** Start of MATERIAL PROVIDED **

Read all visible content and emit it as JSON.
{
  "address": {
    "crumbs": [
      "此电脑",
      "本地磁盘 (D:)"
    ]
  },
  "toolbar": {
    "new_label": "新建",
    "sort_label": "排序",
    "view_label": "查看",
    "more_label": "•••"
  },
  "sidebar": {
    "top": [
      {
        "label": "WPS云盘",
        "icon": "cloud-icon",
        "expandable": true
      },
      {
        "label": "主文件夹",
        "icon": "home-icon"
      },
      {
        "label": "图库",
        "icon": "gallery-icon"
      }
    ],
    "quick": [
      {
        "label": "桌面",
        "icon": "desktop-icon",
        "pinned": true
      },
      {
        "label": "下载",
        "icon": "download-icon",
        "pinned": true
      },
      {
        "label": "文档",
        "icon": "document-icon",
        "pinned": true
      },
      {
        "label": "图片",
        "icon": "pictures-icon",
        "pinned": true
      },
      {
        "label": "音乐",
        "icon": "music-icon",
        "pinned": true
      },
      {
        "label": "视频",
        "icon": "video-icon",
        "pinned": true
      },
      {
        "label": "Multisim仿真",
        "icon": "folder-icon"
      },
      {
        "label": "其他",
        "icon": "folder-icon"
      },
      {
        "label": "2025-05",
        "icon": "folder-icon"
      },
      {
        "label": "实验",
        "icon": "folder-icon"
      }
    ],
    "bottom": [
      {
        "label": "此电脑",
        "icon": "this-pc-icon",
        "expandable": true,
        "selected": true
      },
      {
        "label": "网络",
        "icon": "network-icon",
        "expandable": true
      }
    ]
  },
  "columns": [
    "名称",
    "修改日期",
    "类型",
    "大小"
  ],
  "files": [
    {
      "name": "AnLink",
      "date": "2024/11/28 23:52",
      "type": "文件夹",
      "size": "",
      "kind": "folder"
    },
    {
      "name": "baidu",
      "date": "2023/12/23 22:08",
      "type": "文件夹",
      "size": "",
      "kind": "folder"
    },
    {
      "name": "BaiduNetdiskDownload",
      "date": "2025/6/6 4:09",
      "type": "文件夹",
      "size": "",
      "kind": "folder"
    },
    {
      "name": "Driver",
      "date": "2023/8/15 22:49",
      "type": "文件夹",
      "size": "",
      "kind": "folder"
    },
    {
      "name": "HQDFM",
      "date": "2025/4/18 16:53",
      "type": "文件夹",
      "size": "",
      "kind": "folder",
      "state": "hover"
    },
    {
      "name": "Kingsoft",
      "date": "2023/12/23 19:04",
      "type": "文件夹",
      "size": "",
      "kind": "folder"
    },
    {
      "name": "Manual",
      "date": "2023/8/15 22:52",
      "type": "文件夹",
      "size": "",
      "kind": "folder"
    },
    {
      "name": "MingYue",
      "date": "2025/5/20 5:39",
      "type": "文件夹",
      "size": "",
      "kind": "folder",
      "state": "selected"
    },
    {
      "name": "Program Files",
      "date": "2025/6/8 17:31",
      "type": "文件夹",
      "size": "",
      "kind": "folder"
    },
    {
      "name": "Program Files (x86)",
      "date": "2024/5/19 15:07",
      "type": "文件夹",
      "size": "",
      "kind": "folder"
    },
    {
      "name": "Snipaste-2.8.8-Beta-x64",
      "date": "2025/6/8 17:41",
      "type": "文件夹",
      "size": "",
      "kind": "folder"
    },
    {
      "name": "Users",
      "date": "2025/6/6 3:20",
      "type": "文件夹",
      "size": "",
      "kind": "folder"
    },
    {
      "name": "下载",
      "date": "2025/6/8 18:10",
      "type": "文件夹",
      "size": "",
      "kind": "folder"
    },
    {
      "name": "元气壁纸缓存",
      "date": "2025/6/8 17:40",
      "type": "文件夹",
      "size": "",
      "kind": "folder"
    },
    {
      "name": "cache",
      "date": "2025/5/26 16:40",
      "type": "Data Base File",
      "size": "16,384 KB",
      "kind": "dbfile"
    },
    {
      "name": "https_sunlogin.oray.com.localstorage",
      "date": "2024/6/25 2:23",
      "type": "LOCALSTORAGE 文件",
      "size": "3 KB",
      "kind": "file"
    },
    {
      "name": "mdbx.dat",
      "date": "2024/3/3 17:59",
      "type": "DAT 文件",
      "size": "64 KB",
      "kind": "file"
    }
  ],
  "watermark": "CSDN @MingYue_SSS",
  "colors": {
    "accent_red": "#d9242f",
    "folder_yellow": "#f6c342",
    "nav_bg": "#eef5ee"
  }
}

** End of MATERIAL PROVIDED **

INSTRUCTIONS TO FOLLOW:
Copy every line of the material in which the word "Program" occurs.

CORRECT RESPONSE:
      "name": "Program Files",
      "name": "Program Files (x86)",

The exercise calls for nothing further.